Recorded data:
○ ○ ○ ○ ○ ○ ○

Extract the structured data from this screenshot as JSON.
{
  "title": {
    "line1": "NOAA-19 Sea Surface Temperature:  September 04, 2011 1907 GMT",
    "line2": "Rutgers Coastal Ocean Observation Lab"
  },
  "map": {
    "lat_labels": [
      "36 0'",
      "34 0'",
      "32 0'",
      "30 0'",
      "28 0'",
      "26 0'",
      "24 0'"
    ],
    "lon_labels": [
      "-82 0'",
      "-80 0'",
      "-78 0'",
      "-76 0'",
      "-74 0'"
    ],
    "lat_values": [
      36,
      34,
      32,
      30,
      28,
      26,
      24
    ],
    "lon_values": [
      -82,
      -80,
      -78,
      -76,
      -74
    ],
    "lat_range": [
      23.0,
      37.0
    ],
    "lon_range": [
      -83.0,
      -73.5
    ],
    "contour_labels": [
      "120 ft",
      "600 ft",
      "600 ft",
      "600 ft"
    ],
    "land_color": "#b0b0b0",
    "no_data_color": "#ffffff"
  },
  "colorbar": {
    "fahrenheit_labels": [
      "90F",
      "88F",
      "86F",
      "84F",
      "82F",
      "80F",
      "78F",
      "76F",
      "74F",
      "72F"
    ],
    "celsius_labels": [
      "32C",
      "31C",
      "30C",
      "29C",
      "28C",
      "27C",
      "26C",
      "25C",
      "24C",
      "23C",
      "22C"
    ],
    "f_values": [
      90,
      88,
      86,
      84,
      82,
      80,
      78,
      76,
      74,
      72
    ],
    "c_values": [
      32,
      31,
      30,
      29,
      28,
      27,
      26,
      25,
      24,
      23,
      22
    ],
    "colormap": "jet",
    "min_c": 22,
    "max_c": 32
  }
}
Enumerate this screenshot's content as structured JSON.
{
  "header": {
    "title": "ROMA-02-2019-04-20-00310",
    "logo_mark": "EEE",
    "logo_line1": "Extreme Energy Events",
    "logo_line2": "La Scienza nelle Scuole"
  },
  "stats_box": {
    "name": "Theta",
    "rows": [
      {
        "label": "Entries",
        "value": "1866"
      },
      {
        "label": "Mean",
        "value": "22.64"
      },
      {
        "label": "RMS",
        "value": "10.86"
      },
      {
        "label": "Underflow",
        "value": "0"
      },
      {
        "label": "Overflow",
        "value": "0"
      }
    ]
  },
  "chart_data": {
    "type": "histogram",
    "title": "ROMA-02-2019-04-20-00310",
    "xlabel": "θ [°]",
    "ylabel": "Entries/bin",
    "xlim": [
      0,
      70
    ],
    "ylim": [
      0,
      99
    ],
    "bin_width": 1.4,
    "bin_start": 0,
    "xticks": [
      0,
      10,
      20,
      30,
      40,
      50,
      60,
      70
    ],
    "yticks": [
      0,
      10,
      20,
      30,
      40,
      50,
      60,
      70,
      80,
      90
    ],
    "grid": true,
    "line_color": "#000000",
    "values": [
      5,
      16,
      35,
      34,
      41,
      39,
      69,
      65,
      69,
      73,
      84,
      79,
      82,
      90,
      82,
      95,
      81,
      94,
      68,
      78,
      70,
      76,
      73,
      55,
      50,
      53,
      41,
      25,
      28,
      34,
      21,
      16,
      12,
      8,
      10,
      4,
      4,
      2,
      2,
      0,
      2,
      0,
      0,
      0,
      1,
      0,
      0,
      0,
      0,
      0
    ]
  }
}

○ ○ ○ ○ ○ ○ ○

GOAL OF THE EXERCISE: Copy out every line where the word "structured" occurs.

FINAL ANSWER:
Extract the structured data from this screenshot as JSON.
Enumerate this screenshot's content as structured JSON.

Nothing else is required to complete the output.